── DATA LINES ──

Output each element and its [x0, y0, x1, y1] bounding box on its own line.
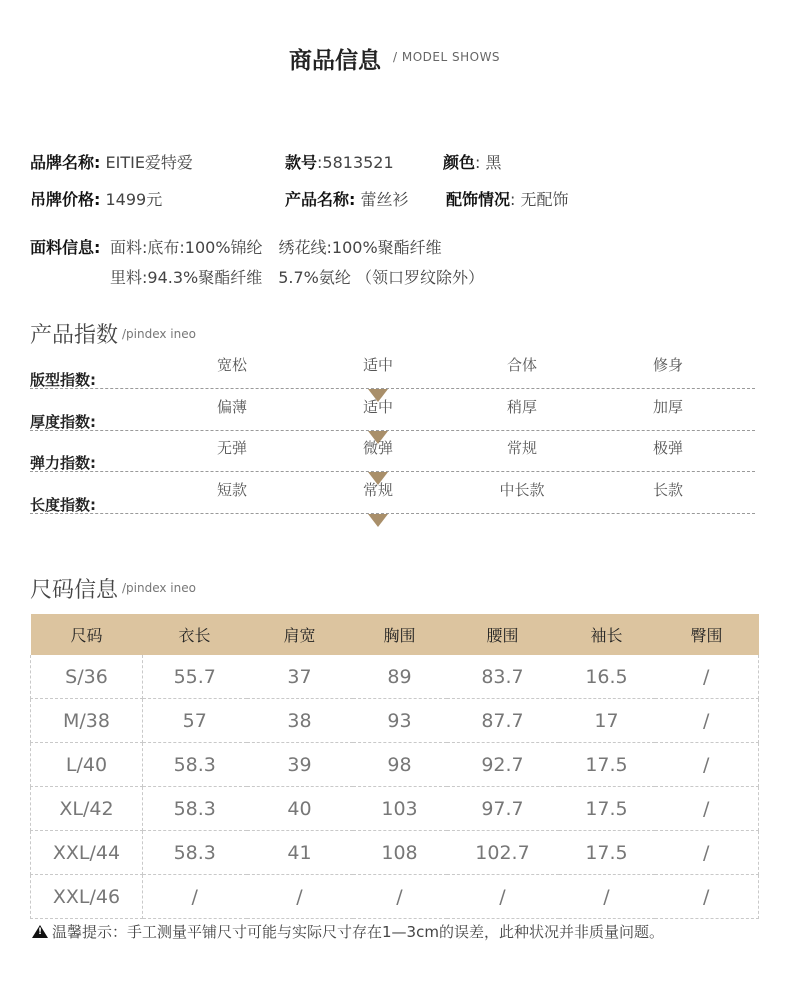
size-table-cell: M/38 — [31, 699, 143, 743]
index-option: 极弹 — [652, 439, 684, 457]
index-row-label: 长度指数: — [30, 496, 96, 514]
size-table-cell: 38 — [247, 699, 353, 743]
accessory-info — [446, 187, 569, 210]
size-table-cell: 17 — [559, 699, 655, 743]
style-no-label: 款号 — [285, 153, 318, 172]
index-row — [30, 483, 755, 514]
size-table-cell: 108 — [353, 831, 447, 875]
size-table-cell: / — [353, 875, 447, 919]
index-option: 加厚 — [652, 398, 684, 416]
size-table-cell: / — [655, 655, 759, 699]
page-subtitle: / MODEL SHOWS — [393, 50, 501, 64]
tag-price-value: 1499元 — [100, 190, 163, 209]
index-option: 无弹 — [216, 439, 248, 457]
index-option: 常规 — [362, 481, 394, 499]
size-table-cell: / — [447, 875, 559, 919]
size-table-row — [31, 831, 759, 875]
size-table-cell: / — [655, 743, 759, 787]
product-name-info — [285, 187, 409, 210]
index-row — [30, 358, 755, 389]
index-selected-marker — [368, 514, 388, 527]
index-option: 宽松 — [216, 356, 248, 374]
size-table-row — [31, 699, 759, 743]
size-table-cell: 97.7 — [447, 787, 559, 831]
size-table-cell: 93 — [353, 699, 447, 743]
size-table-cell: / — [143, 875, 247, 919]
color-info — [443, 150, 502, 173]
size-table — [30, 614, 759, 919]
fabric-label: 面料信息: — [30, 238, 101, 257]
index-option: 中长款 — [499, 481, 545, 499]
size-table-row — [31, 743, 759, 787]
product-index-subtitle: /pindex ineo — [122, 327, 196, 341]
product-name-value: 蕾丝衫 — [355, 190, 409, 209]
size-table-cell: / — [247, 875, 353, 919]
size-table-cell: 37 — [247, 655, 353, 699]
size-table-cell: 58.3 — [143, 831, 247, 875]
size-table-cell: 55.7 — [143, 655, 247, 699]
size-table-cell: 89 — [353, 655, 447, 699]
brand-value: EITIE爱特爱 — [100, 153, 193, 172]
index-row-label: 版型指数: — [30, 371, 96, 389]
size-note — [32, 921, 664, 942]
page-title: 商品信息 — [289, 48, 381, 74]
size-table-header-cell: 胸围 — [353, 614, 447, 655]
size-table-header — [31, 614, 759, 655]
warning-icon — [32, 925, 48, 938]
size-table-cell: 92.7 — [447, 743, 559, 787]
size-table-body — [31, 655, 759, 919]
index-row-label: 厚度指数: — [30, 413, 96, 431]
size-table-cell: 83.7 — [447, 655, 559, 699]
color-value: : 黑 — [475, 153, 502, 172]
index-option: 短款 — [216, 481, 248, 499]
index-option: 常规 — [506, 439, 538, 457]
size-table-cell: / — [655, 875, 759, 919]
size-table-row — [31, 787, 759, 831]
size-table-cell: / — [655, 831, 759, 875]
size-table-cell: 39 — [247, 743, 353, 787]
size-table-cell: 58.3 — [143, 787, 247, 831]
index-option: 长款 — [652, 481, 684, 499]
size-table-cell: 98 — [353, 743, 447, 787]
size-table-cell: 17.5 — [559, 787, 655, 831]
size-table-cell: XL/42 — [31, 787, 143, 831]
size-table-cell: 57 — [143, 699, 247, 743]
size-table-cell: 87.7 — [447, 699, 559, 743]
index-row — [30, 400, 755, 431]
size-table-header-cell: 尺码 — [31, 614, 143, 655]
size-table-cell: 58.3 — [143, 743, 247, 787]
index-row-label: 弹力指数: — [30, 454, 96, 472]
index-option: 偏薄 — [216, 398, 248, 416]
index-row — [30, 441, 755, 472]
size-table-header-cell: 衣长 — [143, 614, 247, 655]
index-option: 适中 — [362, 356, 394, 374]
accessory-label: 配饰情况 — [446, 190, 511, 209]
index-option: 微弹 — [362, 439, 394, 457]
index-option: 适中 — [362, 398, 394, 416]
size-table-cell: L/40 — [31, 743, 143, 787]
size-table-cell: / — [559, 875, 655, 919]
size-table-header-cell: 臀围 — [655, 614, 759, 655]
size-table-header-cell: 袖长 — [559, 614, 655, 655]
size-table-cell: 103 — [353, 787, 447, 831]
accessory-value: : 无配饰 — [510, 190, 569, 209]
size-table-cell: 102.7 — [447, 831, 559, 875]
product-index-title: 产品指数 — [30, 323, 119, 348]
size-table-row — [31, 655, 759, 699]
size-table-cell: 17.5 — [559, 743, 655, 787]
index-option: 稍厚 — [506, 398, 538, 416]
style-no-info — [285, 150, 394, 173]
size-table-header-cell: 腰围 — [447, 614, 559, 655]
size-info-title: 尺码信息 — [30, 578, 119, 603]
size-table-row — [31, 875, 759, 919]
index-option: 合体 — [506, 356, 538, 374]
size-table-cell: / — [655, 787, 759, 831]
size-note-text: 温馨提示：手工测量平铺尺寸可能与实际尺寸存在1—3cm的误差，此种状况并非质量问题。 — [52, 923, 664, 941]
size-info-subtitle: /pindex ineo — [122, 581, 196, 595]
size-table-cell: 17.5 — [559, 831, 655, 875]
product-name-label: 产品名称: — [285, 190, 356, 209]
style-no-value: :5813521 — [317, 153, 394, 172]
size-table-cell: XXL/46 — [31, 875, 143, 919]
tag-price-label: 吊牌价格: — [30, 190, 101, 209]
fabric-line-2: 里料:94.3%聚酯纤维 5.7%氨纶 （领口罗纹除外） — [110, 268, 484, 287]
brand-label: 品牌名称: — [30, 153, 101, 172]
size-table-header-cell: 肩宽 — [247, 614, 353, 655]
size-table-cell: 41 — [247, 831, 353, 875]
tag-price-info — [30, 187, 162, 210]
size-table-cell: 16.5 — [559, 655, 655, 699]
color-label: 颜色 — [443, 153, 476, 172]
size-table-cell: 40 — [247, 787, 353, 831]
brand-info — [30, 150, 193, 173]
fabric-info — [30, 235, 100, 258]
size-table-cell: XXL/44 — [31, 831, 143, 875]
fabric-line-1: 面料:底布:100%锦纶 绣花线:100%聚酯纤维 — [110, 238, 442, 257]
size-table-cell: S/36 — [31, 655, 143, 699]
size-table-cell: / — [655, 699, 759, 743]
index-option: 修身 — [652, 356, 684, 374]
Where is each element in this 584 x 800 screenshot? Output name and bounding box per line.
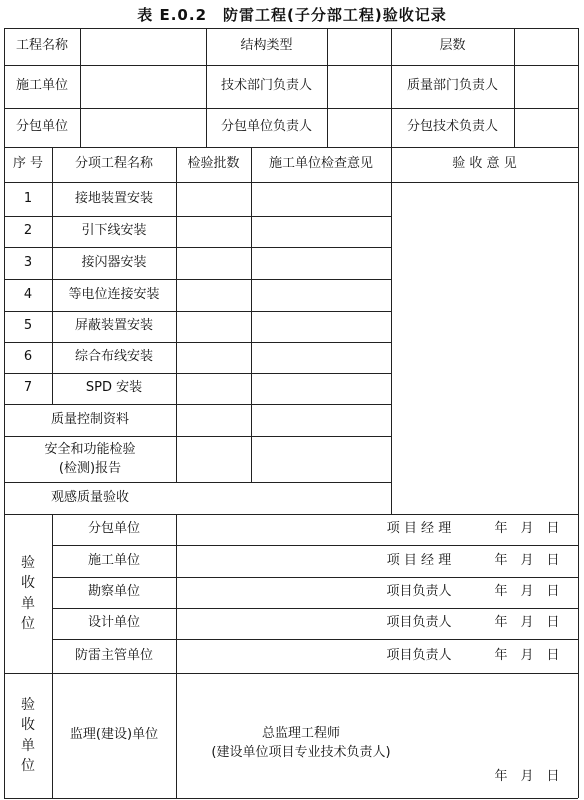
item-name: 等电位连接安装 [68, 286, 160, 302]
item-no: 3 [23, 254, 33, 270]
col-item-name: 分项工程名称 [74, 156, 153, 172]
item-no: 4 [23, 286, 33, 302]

───

▶ TASK STATEMENT
Format the lines from the line with "size-table-cell: M/38 — [31, 699, 143, 743]" to the line with "index-option: 宽松 — [216, 356, 248, 374]" as a Markdown table with the columns No. and Line, numbering each row and leaving out blank lines.

▶ WRITTEN SOLUTION
| No. | Line |
|---|---|
| 1 | size-table-cell: M/38 — [31, 699, 143, 743] |
| 2 | index-option: 极弹 — [652, 439, 684, 457] |
| 3 | index-row-label: 长度指数: — [30, 496, 96, 514] |
| 4 | size-table-cell: 38 — [247, 699, 353, 743] |
| 5 | accessory-info — [446, 187, 569, 210] |
| 6 | size-table-cell: 17 — [559, 699, 655, 743] |
| 7 | style-no-label: 款号 — [285, 153, 318, 172] |
| 8 | index-row — [30, 483, 755, 514] |
| 9 | size-table-cell: 108 — [353, 831, 447, 875] |
| 10 | size-table-cell: / — [353, 875, 447, 919] |
| 11 | index-option: 加厚 — [652, 398, 684, 416] |
| 12 | size-table-cell: / — [655, 655, 759, 699] |
| 13 | page-subtitle: / MODEL SHOWS — [393, 50, 501, 64] |
| 14 | tag-price-value: 1499元 — [100, 190, 163, 209] |
| 15 | index-option: 无弹 — [216, 439, 248, 457] |
| 16 | index-option: 常规 — [362, 481, 394, 499] |
| 17 | size-table-cell: / — [447, 875, 559, 919] |
| 18 | size-table-row — [31, 831, 759, 875] |
| 19 | size-table-cell: / — [655, 743, 759, 787] |
| 20 | product-name-info — [285, 187, 409, 210] |
| 21 | index-row — [30, 358, 755, 389] |
| 22 | index-selected-marker — [368, 514, 388, 527] |
| 23 | index-option: 宽松 — [216, 356, 248, 374] |